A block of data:
[start]

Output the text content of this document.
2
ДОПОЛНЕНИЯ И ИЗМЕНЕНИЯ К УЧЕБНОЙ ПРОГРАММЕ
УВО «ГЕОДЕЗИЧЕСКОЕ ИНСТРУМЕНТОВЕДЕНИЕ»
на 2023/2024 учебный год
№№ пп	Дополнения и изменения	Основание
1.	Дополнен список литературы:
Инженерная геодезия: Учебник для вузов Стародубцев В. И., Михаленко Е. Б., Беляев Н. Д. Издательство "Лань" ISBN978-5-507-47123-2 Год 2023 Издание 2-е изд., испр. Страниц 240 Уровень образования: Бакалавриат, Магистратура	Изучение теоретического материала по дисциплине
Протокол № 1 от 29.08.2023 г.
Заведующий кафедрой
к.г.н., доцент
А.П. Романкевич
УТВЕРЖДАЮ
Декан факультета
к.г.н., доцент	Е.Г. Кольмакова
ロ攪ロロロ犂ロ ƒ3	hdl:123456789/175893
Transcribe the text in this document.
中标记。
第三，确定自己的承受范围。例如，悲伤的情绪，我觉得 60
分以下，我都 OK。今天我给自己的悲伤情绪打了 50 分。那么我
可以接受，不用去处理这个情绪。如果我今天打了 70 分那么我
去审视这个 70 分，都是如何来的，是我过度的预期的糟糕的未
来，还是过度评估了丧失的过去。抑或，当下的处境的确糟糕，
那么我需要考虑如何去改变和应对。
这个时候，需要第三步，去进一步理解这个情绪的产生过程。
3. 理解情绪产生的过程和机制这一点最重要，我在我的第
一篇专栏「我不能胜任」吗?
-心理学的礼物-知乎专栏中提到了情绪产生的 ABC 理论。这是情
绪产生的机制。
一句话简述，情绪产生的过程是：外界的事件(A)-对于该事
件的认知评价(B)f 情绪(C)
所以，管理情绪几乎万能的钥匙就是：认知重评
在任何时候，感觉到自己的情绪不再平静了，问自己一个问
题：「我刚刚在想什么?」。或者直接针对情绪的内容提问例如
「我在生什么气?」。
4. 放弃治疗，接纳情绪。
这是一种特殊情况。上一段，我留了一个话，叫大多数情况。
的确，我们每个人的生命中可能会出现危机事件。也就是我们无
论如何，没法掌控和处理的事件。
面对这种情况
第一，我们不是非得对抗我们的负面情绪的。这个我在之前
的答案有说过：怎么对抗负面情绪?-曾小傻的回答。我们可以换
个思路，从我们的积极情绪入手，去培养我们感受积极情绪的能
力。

[end]

• _WHAT THE EXERCISE ASKS_
Return the material in full, exactly as shown.

• _SOLUTION FOR THIS EXERCISE_
Output the text content of this document.
2
ДОПОЛНЕНИЯ И ИЗМЕНЕНИЯ К УЧЕБНОЙ ПРОГРАММЕ
УВО «ГЕОДЕЗИЧЕСКОЕ ИНСТРУМЕНТОВЕДЕНИЕ»
на 2023/2024 учебный год
№№ пп	Дополнения и изменения	Основание
1.	Дополнен список литературы:
Инженерная геодезия: Учебник для вузов Стародубцев В. И., Михаленко Е. Б., Беляев Н. Д. Издательство "Лань" ISBN978-5-507-47123-2 Год 2023 Издание 2-е изд., испр. Страниц 240 Уровень образования: Бакалавриат, Магистратура	Изучение теоретического материала по дисциплине
Протокол № 1 от 29.08.2023 г.
Заведующий кафедрой
к.г.н., доцент
А.П. Романкевич
УТВЕРЖДАЮ
Декан факультета
к.г.н., доцент	Е.Г. Кольмакова
ロ攪ロロロ犂ロ ƒ3	hdl:123456789/175893
Transcribe the text in this document.
中标记。
第三，确定自己的承受范围。例如，悲伤的情绪，我觉得 60
分以下，我都 OK。今天我给自己的悲伤情绪打了 50 分。那么我
可以接受，不用去处理这个情绪。如果我今天打了 70 分那么我
去审视这个 70 分，都是如何来的，是我过度的预期的糟糕的未
来，还是过度评估了丧失的过去。抑或，当下的处境的确糟糕，
那么我需要考虑如何去改变和应对。
这个时候，需要第三步，去进一步理解这个情绪的产生过程。
3. 理解情绪产生的过程和机制这一点最重要，我在我的第
一篇专栏「我不能胜任」吗?
-心理学的礼物-知乎专栏中提到了情绪产生的 ABC 理论。这是情
绪产生的机制。
一句话简述，情绪产生的过程是：外界的事件(A)-对于该事
件的认知评价(B)f 情绪(C)
所以，管理情绪几乎万能的钥匙就是：认知重评
在任何时候，感觉到自己的情绪不再平静了，问自己一个问
题：「我刚刚在想什么?」。或者直接针对情绪的内容提问例如
「我在生什么气?」。
4. 放弃治疗，接纳情绪。
这是一种特殊情况。上一段，我留了一个话，叫大多数情况。
的确，我们每个人的生命中可能会出现危机事件。也就是我们无
论如何，没法掌控和处理的事件。
面对这种情况
第一，我们不是非得对抗我们的负面情绪的。这个我在之前
的答案有说过：怎么对抗负面情绪?-曾小傻的回答。我们可以换
个思路，从我们的积极情绪入手，去培养我们感受积极情绪的能
力。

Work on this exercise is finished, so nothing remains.